Your task is to write out the complete listing exactly as it is shown.

[Extracts from a graphics dataset]
---------------
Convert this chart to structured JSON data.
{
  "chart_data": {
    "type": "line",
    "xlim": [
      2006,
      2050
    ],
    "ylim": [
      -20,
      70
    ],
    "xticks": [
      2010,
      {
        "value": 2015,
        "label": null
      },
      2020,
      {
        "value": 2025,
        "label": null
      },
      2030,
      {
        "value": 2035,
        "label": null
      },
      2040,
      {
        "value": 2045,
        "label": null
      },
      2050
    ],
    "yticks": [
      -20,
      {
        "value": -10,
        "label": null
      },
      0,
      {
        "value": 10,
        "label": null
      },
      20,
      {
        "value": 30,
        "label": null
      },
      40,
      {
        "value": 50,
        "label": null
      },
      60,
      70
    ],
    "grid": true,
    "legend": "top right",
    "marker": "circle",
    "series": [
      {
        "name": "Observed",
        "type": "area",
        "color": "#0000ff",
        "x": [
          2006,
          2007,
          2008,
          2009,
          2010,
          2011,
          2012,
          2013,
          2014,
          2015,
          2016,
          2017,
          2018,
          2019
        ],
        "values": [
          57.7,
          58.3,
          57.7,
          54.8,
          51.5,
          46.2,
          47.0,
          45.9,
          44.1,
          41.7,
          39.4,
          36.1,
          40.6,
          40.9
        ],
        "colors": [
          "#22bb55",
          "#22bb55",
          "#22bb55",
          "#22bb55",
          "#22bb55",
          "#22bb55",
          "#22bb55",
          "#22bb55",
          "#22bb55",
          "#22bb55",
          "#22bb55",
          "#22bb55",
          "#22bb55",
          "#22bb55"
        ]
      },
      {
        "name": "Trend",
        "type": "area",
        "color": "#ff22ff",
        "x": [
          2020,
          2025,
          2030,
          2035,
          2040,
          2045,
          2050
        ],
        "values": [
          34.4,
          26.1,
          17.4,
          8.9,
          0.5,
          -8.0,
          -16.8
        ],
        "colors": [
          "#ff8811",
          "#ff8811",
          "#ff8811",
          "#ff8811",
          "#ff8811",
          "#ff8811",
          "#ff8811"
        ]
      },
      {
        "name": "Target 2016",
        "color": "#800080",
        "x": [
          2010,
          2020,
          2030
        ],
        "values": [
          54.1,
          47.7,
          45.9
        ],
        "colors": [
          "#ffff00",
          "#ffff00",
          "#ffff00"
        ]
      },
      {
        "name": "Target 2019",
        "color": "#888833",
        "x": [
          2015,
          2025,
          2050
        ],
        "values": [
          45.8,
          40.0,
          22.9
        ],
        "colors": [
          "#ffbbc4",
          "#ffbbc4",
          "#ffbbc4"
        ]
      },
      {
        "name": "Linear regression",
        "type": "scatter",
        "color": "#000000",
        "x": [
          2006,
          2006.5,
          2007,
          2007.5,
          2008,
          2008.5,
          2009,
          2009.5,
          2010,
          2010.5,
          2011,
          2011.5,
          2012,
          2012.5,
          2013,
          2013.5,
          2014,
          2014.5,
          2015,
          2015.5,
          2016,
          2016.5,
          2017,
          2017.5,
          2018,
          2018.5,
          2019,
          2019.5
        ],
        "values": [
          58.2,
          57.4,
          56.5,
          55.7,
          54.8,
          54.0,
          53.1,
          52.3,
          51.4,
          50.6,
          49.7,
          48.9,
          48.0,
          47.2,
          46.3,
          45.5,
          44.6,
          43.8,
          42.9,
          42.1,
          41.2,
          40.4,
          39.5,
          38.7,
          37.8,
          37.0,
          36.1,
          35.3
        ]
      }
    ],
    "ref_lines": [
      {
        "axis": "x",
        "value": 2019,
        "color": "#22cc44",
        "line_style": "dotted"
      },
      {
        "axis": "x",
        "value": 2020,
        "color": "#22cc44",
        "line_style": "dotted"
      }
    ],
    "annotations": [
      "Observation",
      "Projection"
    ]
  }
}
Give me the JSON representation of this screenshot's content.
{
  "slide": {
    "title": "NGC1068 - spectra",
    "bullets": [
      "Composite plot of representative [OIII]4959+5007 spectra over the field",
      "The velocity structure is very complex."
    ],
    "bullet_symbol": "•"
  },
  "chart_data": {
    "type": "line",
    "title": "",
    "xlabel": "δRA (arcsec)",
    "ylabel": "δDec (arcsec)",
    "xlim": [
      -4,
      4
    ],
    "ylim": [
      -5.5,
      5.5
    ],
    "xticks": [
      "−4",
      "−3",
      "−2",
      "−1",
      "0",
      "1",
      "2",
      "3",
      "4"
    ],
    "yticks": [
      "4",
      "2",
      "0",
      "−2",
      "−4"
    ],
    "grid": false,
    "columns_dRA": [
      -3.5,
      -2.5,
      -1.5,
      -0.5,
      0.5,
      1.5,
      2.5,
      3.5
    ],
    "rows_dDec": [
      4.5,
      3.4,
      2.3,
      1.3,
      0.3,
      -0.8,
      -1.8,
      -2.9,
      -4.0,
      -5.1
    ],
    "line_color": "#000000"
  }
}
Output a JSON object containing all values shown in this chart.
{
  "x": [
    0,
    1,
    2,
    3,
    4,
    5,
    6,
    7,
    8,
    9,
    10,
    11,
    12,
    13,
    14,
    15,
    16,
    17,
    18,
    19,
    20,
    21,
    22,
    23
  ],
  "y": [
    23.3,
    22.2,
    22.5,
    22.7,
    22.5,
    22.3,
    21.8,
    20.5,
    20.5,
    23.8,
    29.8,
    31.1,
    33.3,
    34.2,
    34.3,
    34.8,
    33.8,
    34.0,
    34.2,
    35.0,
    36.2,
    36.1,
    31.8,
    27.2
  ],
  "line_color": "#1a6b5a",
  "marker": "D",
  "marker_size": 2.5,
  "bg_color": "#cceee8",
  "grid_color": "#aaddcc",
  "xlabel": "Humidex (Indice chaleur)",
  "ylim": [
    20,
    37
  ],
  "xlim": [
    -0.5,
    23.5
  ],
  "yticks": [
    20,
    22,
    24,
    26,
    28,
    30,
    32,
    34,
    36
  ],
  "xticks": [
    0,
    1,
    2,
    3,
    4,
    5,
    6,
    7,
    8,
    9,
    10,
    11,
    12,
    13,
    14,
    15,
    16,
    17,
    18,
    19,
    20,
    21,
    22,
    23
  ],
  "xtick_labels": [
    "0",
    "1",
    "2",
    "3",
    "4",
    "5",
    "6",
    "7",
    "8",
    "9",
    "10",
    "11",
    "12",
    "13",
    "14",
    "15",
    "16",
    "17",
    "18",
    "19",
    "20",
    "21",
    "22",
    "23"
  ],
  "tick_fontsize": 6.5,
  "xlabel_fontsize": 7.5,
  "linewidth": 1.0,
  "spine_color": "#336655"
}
---------------
■ Output for this task
Convert this chart to structured JSON data.
{
  "chart_data": {
    "type": "line",
    "xlim": [
      2006,
      2050
    ],
    "ylim": [
      -20,
      70
    ],
    "xticks": [
      2010,
      {
        "value": 2015,
        "label": null
      },
      2020,
      {
        "value": 2025,
        "label": null
      },
      2030,
      {
        "value": 2035,
        "label": null
      },
      2040,
      {
        "value": 2045,
        "label": null
      },
      2050
    ],
    "yticks": [
      -20,
      {
        "value": -10,
        "label": null
      },
      0,
      {
        "value": 10,
        "label": null
      },
      20,
      {
        "value": 30,
        "label": null
      },
      40,
      {
        "value": 50,
        "label": null
      },
      60,
      70
    ],
    "grid": true,
    "legend": "top right",
    "marker": "circle",
    "series": [
      {
        "name": "Observed",
        "type": "area",
        "color": "#0000ff",
        "x": [
          2006,
          2007,
          2008,
          2009,
          2010,
          2011,
          2012,
          2013,
          2014,
          2015,
          2016,
          2017,
          2018,
          2019
        ],
        "values": [
          57.7,
          58.3,
          57.7,
          54.8,
          51.5,
          46.2,
          47.0,
          45.9,
          44.1,
          41.7,
          39.4,
          36.1,
          40.6,
          40.9
        ],
        "colors": [
          "#22bb55",
          "#22bb55",
          "#22bb55",
          "#22bb55",
          "#22bb55",
          "#22bb55",
          "#22bb55",
          "#22bb55",
          "#22bb55",
          "#22bb55",
          "#22bb55",
          "#22bb55",
          "#22bb55",
          "#22bb55"
        ]
      },
      {
        "name": "Trend",
        "type": "area",
        "color": "#ff22ff",
        "x": [
          2020,
          2025,
          2030,
          2035,
          2040,
          2045,
          2050
        ],
        "values": [
          34.4,
          26.1,
          17.4,
          8.9,
          0.5,
          -8.0,
          -16.8
        ],
        "colors": [
          "#ff8811",
          "#ff8811",
          "#ff8811",
          "#ff8811",
          "#ff8811",
          "#ff8811",
          "#ff8811"
        ]
      },
      {
        "name": "Target 2016",
        "color": "#800080",
        "x": [
          2010,
          2020,
          2030
        ],
        "values": [
          54.1,
          47.7,
          45.9
        ],
        "colors": [
          "#ffff00",
          "#ffff00",
          "#ffff00"
        ]
      },
      {
        "name": "Target 2019",
        "color": "#888833",
        "x": [
          2015,
          2025,
          2050
        ],
        "values": [
          45.8,
          40.0,
          22.9
        ],
        "colors": [
          "#ffbbc4",
          "#ffbbc4",
          "#ffbbc4"
        ]
      },
      {
        "name": "Linear regression",
        "type": "scatter",
        "color": "#000000",
        "x": [
          2006,
          2006.5,
          2007,
          2007.5,
          2008,
          2008.5,
          2009,
          2009.5,
          2010,
          2010.5,
          2011,
          2011.5,
          2012,
          2012.5,
          2013,
          2013.5,
          2014,
          2014.5,
          2015,
          2015.5,
          2016,
          2016.5,
          2017,
          2017.5,
          2018,
          2018.5,
          2019,
          2019.5
        ],
        "values": [
          58.2,
          57.4,
          56.5,
          55.7,
          54.8,
          54.0,
          53.1,
          52.3,
          51.4,
          50.6,
          49.7,
          48.9,
          48.0,
          47.2,
          46.3,
          45.5,
          44.6,
          43.8,
          42.9,
          42.1,
          41.2,
          40.4,
          39.5,
          38.7,
          37.8,
          37.0,
          36.1,
          35.3
        ]
      }
    ],
    "ref_lines": [
      {
        "axis": "x",
        "value": 2019,
        "color": "#22cc44",
        "line_style": "dotted"
      },
      {
        "axis": "x",
        "value": 2020,
        "color": "#22cc44",
        "line_style": "dotted"
      }
    ],
    "annotations": [
      "Observation",
      "Projection"
    ]
  }
}
Give me the JSON representation of this screenshot's content.
{
  "slide": {
    "title": "NGC1068 - spectra",
    "bullets": [
      "Composite plot of representative [OIII]4959+5007 spectra over the field",
      "The velocity structure is very complex."
    ],
    "bullet_symbol": "•"
  },
  "chart_data": {
    "type": "line",
    "title": "",
    "xlabel": "δRA (arcsec)",
    "ylabel": "δDec (arcsec)",
    "xlim": [
      -4,
      4
    ],
    "ylim": [
      -5.5,
      5.5
    ],
    "xticks": [
      "−4",
      "−3",
      "−2",
      "−1",
      "0",
      "1",
      "2",
      "3",
      "4"
    ],
    "yticks": [
      "4",
      "2",
      "0",
      "−2",
      "−4"
    ],
    "grid": false,
    "columns_dRA": [
      -3.5,
      -2.5,
      -1.5,
      -0.5,
      0.5,
      1.5,
      2.5,
      3.5
    ],
    "rows_dDec": [
      4.5,
      3.4,
      2.3,
      1.3,
      0.3,
      -0.8,
      -1.8,
      -2.9,
      -4.0,
      -5.1
    ],
    "line_color": "#000000"
  }
}
Output a JSON object containing all values shown in this chart.
{
  "x": [
    0,
    1,
    2,
    3,
    4,
    5,
    6,
    7,
    8,
    9,
    10,
    11,
    12,
    13,
    14,
    15,
    16,
    17,
    18,
    19,
    20,
    21,
    22,
    23
  ],
  "y": [
    23.3,
    22.2,
    22.5,
    22.7,
    22.5,
    22.3,
    21.8,
    20.5,
    20.5,
    23.8,
    29.8,
    31.1,
    33.3,
    34.2,
    34.3,
    34.8,
    33.8,
    34.0,
    34.2,
    35.0,
    36.2,
    36.1,
    31.8,
    27.2
  ],
  "line_color": "#1a6b5a",
  "marker": "D",
  "marker_size": 2.5,
  "bg_color": "#cceee8",
  "grid_color": "#aaddcc",
  "xlabel": "Humidex (Indice chaleur)",
  "ylim": [
    20,
    37
  ],
  "xlim": [
    -0.5,
    23.5
  ],
  "yticks": [
    20,
    22,
    24,
    26,
    28,
    30,
    32,
    34,
    36
  ],
  "xticks": [
    0,
    1,
    2,
    3,
    4,
    5,
    6,
    7,
    8,
    9,
    10,
    11,
    12,
    13,
    14,
    15,
    16,
    17,
    18,
    19,
    20,
    21,
    22,
    23
  ],
  "xtick_labels": [
    "0",
    "1",
    "2",
    "3",
    "4",
    "5",
    "6",
    "7",
    "8",
    "9",
    "10",
    "11",
    "12",
    "13",
    "14",
    "15",
    "16",
    "17",
    "18",
    "19",
    "20",
    "21",
    "22",
    "23"
  ],
  "tick_fontsize": 6.5,
  "xlabel_fontsize": 7.5,
  "linewidth": 1.0,
  "spine_color": "#336655"
}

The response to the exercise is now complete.